Go through the listing and copy each line with the string "letter".

[Start of Raw records]

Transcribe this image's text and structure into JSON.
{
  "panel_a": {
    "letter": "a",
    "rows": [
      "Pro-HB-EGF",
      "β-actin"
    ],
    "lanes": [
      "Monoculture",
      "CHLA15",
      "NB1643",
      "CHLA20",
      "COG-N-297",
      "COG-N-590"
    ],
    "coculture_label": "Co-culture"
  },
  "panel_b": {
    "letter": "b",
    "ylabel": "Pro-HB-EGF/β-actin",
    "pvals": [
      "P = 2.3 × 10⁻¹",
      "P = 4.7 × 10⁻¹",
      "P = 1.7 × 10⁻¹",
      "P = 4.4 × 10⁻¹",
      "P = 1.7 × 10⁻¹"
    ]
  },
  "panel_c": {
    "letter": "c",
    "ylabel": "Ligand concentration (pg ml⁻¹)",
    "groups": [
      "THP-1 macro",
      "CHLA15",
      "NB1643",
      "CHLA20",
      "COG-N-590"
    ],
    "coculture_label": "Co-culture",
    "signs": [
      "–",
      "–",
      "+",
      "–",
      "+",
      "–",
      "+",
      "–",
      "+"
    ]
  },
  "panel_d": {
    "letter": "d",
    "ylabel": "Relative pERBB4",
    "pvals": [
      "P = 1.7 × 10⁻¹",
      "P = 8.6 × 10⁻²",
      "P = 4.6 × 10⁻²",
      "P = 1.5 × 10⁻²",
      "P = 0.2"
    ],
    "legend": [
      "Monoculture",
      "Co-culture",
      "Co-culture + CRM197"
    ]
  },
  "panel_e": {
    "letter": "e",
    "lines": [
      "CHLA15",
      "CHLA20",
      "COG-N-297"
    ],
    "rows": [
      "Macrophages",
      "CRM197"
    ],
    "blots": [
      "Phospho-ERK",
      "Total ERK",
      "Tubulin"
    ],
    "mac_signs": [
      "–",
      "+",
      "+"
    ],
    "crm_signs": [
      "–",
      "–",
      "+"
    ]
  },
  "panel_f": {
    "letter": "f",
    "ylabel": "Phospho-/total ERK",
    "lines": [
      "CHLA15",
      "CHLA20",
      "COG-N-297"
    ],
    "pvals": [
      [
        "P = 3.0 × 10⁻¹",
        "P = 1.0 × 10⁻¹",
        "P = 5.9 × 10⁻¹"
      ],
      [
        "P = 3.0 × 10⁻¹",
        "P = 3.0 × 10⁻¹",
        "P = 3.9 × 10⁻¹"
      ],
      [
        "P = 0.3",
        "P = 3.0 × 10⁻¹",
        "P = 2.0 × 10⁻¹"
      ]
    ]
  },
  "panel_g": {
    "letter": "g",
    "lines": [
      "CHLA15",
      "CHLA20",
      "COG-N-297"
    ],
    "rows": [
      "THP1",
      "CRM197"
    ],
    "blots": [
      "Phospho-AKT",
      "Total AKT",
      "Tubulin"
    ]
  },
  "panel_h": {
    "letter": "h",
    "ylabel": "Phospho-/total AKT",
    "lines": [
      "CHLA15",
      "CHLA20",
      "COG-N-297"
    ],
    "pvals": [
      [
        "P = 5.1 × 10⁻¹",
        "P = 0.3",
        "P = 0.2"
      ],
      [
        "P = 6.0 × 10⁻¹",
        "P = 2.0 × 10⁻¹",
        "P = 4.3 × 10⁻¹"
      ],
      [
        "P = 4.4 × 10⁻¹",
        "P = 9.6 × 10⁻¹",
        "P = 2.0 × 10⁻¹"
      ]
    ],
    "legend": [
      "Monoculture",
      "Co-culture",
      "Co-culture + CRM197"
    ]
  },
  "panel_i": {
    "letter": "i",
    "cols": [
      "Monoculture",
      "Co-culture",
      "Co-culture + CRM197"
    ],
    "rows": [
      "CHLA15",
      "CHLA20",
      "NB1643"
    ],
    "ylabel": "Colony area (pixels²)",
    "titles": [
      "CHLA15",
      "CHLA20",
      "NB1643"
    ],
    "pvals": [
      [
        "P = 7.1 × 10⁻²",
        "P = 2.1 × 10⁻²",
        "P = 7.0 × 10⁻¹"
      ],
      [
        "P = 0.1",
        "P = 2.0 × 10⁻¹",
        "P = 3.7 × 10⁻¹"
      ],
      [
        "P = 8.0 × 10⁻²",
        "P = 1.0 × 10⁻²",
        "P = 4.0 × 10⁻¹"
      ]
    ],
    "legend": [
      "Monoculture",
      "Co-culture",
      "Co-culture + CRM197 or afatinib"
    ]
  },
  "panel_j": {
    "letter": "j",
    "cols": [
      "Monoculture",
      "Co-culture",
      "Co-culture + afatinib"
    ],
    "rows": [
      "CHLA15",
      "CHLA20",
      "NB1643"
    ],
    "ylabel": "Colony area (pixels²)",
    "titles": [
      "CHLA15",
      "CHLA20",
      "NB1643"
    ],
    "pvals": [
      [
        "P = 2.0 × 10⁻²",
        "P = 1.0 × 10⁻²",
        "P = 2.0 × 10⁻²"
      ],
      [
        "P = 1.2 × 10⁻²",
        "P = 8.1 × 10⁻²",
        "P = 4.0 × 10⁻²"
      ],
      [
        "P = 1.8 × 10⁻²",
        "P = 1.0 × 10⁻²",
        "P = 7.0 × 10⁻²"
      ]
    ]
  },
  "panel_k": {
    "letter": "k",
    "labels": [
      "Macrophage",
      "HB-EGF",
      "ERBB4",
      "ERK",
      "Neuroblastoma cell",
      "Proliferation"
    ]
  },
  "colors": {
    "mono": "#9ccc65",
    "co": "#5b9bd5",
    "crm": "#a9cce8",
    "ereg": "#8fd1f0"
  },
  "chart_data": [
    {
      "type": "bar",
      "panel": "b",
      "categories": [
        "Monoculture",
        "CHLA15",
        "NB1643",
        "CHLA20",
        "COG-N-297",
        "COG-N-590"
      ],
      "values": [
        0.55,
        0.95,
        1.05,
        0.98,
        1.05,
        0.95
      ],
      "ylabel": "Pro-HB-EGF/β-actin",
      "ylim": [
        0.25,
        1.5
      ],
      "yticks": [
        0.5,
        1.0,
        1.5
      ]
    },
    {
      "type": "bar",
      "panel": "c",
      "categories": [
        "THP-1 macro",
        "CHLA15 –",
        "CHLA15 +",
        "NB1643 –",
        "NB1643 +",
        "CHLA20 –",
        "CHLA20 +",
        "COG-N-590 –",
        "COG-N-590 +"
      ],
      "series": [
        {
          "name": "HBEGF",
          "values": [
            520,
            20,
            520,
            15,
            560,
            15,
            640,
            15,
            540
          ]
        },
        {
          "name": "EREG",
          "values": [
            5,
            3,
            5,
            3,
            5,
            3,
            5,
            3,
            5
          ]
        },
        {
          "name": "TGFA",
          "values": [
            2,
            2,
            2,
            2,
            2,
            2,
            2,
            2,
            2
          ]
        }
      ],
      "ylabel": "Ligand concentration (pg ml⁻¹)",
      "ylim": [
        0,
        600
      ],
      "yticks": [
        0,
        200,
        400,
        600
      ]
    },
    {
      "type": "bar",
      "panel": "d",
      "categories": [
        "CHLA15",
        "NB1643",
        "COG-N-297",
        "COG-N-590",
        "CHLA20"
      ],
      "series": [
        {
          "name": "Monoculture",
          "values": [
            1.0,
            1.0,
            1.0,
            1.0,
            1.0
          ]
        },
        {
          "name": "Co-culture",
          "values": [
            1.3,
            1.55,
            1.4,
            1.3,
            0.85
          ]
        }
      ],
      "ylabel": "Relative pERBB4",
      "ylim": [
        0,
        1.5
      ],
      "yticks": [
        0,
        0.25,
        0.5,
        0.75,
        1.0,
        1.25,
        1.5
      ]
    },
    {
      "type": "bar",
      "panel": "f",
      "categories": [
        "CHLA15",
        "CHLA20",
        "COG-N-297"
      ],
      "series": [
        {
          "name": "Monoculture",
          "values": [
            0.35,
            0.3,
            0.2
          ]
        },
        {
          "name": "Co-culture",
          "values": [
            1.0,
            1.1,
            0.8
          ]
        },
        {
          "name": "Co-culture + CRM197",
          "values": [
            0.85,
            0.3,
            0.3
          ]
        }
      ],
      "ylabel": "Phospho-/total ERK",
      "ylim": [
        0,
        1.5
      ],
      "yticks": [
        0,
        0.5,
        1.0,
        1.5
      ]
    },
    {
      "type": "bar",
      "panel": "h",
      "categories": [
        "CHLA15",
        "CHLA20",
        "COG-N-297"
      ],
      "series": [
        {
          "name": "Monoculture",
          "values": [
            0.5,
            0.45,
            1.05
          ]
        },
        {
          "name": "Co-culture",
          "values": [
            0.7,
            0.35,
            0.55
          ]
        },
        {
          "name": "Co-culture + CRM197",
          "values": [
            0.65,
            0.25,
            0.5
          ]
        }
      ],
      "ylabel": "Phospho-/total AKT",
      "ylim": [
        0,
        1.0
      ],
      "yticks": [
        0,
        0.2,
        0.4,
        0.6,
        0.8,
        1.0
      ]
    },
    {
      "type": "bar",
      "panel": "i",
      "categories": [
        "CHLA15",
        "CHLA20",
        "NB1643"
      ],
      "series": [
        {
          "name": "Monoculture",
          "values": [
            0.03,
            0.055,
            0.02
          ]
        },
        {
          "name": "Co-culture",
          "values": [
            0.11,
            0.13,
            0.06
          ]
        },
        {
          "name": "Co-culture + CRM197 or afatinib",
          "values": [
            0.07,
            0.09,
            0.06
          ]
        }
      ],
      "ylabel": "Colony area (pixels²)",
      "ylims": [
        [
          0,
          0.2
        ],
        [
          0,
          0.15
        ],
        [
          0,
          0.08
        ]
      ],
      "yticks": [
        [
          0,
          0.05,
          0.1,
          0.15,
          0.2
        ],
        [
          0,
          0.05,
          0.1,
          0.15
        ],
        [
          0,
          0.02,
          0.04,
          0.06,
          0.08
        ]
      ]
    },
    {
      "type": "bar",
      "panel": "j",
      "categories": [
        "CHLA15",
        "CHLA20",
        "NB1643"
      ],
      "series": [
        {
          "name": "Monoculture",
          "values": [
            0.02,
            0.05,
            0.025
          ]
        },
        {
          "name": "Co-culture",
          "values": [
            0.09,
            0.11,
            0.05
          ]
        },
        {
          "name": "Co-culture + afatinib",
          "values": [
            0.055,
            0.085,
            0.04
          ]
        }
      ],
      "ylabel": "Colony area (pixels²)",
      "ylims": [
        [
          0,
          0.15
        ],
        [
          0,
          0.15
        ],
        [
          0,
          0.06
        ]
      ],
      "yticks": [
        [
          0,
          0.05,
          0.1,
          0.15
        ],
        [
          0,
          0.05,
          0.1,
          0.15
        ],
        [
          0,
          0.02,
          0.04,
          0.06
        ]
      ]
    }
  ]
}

[End of Raw records]

**Result below:**
    "letter": "a",
    "letter": "b",
    "letter": "c",
    "letter": "d",
    "letter": "e",
    "letter": "f",
    "letter": "g",
    "letter": "h",
    "letter": "i",
    "letter": "j",
    "letter": "k",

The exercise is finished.